**THE TASK**:
Give back the whole listing exactly as shown.

**DATA TO PROCESS**:
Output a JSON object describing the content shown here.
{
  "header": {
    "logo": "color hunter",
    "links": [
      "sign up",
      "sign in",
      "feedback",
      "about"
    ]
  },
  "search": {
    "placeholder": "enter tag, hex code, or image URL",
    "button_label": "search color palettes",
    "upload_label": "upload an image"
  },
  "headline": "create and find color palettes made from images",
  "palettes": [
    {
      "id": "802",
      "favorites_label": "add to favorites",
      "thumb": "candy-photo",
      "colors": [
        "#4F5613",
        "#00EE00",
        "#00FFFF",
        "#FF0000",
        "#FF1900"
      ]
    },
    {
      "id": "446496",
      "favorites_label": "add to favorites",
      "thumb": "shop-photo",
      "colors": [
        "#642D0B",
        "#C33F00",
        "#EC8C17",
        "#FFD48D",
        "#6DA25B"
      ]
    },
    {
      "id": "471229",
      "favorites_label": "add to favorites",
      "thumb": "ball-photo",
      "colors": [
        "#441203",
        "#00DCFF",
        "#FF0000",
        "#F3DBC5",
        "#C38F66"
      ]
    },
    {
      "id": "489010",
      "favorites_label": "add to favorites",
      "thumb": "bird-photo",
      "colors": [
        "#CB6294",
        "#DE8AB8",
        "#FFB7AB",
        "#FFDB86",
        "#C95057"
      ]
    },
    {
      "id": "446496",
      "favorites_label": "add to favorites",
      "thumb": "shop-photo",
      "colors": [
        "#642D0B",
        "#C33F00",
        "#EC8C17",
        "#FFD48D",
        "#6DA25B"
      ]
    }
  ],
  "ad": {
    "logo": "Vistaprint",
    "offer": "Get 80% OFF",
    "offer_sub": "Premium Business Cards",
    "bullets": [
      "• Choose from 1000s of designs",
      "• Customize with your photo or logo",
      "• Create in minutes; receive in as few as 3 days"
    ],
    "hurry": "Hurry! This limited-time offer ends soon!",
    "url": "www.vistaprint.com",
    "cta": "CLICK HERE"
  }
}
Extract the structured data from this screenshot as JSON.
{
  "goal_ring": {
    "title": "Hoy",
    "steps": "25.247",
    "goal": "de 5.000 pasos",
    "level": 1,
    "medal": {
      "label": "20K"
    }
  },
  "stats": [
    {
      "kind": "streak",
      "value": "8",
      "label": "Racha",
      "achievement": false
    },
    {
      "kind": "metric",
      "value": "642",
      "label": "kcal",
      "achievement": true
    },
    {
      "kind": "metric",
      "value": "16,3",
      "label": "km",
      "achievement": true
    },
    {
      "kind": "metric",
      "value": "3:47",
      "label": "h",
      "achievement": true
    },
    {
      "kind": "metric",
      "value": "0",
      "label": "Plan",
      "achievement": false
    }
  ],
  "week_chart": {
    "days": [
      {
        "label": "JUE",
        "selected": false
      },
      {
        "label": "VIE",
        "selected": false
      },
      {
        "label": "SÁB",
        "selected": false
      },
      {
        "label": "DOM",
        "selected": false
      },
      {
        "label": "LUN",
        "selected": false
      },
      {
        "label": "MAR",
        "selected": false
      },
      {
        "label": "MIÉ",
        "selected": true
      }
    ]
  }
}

**ANSWER FOR THIS EXERCISE**:
Output a JSON object describing the content shown here.
{
  "header": {
    "logo": "color hunter",
    "links": [
      "sign up",
      "sign in",
      "feedback",
      "about"
    ]
  },
  "search": {
    "placeholder": "enter tag, hex code, or image URL",
    "button_label": "search color palettes",
    "upload_label": "upload an image"
  },
  "headline": "create and find color palettes made from images",
  "palettes": [
    {
      "id": "802",
      "favorites_label": "add to favorites",
      "thumb": "candy-photo",
      "colors": [
        "#4F5613",
        "#00EE00",
        "#00FFFF",
        "#FF0000",
        "#FF1900"
      ]
    },
    {
      "id": "446496",
      "favorites_label": "add to favorites",
      "thumb": "shop-photo",
      "colors": [
        "#642D0B",
        "#C33F00",
        "#EC8C17",
        "#FFD48D",
        "#6DA25B"
      ]
    },
    {
      "id": "471229",
      "favorites_label": "add to favorites",
      "thumb": "ball-photo",
      "colors": [
        "#441203",
        "#00DCFF",
        "#FF0000",
        "#F3DBC5",
        "#C38F66"
      ]
    },
    {
      "id": "489010",
      "favorites_label": "add to favorites",
      "thumb": "bird-photo",
      "colors": [
        "#CB6294",
        "#DE8AB8",
        "#FFB7AB",
        "#FFDB86",
        "#C95057"
      ]
    },
    {
      "id": "446496",
      "favorites_label": "add to favorites",
      "thumb": "shop-photo",
      "colors": [
        "#642D0B",
        "#C33F00",
        "#EC8C17",
        "#FFD48D",
        "#6DA25B"
      ]
    }
  ],
  "ad": {
    "logo": "Vistaprint",
    "offer": "Get 80% OFF",
    "offer_sub": "Premium Business Cards",
    "bullets": [
      "• Choose from 1000s of designs",
      "• Customize with your photo or logo",
      "• Create in minutes; receive in as few as 3 days"
    ],
    "hurry": "Hurry! This limited-time offer ends soon!",
    "url": "www.vistaprint.com",
    "cta": "CLICK HERE"
  }
}
Extract the structured data from this screenshot as JSON.
{
  "goal_ring": {
    "title": "Hoy",
    "steps": "25.247",
    "goal": "de 5.000 pasos",
    "level": 1,
    "medal": {
      "label": "20K"
    }
  },
  "stats": [
    {
      "kind": "streak",
      "value": "8",
      "label": "Racha",
      "achievement": false
    },
    {
      "kind": "metric",
      "value": "642",
      "label": "kcal",
      "achievement": true
    },
    {
      "kind": "metric",
      "value": "16,3",
      "label": "km",
      "achievement": true
    },
    {
      "kind": "metric",
      "value": "3:47",
      "label": "h",
      "achievement": true
    },
    {
      "kind": "metric",
      "value": "0",
      "label": "Plan",
      "achievement": false
    }
  ],
  "week_chart": {
    "days": [
      {
        "label": "JUE",
        "selected": false
      },
      {
        "label": "VIE",
        "selected": false
      },
      {
        "label": "SÁB",
        "selected": false
      },
      {
        "label": "DOM",
        "selected": false
      },
      {
        "label": "LUN",
        "selected": false
      },
      {
        "label": "MAR",
        "selected": false
      },
      {
        "label": "MIÉ",
        "selected": true
      }
    ]
  }
}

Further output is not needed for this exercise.